• Exercise data:
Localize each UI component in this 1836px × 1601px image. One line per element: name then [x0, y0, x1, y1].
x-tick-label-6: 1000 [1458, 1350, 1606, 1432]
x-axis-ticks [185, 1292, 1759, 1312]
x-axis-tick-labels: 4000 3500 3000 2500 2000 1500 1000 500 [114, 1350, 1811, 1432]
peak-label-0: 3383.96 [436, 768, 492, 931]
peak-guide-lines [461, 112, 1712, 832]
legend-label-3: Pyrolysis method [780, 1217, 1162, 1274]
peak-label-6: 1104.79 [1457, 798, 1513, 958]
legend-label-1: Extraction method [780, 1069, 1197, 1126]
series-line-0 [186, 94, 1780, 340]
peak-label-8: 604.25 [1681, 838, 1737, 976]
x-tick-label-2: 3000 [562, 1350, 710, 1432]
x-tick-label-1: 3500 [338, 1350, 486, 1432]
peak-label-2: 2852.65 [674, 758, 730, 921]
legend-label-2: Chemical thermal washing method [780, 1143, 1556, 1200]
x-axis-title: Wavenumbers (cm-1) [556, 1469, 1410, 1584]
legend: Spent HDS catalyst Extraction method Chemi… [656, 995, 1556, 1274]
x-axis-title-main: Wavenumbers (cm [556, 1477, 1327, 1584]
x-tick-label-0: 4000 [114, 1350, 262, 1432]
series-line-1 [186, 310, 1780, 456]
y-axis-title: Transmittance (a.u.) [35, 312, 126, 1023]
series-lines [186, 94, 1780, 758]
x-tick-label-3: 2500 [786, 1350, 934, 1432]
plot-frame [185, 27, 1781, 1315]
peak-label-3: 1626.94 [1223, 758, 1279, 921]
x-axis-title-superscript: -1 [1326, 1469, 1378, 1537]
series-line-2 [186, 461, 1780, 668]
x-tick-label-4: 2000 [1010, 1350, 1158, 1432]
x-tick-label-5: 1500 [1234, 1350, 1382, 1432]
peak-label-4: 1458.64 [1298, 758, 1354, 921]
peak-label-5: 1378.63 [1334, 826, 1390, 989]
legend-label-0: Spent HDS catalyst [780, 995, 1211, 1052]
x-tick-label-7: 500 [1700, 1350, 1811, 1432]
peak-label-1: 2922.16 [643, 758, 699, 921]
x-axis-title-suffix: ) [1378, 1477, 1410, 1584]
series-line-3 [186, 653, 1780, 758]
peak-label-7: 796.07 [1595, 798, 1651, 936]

• Exercise directions:
Convert the material above into a Markdown table with two columns, Row and Content, giving each line its own numbered row and skipping any blank lines.

• Written response:
| Row | Content |
|---|---|
| 1 | Localize each UI component in this 1836px × 1601px image. One line per element: name then [x0, y0, x1, y1]. |
| 2 | x-tick-label-6: 1000 [1458, 1350, 1606, 1432] |
| 3 | x-axis-ticks [185, 1292, 1759, 1312] |
| 4 | x-axis-tick-labels: 4000 3500 3000 2500 2000 1500 1000 500 [114, 1350, 1811, 1432] |
| 5 | peak-label-0: 3383.96 [436, 768, 492, 931] |
| 6 | peak-guide-lines [461, 112, 1712, 832] |
| 7 | legend-label-3: Pyrolysis method [780, 1217, 1162, 1274] |
| 8 | peak-label-6: 1104.79 [1457, 798, 1513, 958] |
| 9 | legend-label-1: Extraction method [780, 1069, 1197, 1126] |
| 10 | series-line-0 [186, 94, 1780, 340] |
| 11 | peak-label-8: 604.25 [1681, 838, 1737, 976] |
| 12 | x-tick-label-2: 3000 [562, 1350, 710, 1432] |
| 13 | x-tick-label-1: 3500 [338, 1350, 486, 1432] |
| 14 | peak-label-2: 2852.65 [674, 758, 730, 921] |
| 15 | legend-label-2: Chemical thermal washing method [780, 1143, 1556, 1200] |
| 16 | x-axis-title: Wavenumbers (cm-1) [556, 1469, 1410, 1584] |
| 17 | legend: Spent HDS catalyst Extraction method Chemi… [656, 995, 1556, 1274] |
| 18 | x-axis-title-main: Wavenumbers (cm [556, 1477, 1327, 1584] |
| 19 | x-tick-label-0: 4000 [114, 1350, 262, 1432] |
| 20 | series-line-1 [186, 310, 1780, 456] |
| 21 | y-axis-title: Transmittance (a.u.) [35, 312, 126, 1023] |
| 22 | series-lines [186, 94, 1780, 758] |
| 23 | x-tick-label-3: 2500 [786, 1350, 934, 1432] |
| 24 | plot-frame [185, 27, 1781, 1315] |
| 25 | peak-label-3: 1626.94 [1223, 758, 1279, 921] |
| 26 | x-axis-title-superscript: -1 [1326, 1469, 1378, 1537] |
| 27 | series-line-2 [186, 461, 1780, 668] |
| 28 | x-tick-label-4: 2000 [1010, 1350, 1158, 1432] |
| 29 | x-tick-label-5: 1500 [1234, 1350, 1382, 1432] |
| 30 | peak-label-4: 1458.64 [1298, 758, 1354, 921] |
| 31 | peak-label-5: 1378.63 [1334, 826, 1390, 989] |
| 32 | legend-label-0: Spent HDS catalyst [780, 995, 1211, 1052] |
| 33 | x-tick-label-7: 500 [1700, 1350, 1811, 1432] |
| 34 | peak-label-1: 2922.16 [643, 758, 699, 921] |
| 35 | x-axis-title-suffix: ) [1378, 1477, 1410, 1584] |
| 36 | series-line-3 [186, 653, 1780, 758] |
| 37 | peak-label-7: 796.07 [1595, 798, 1651, 936] |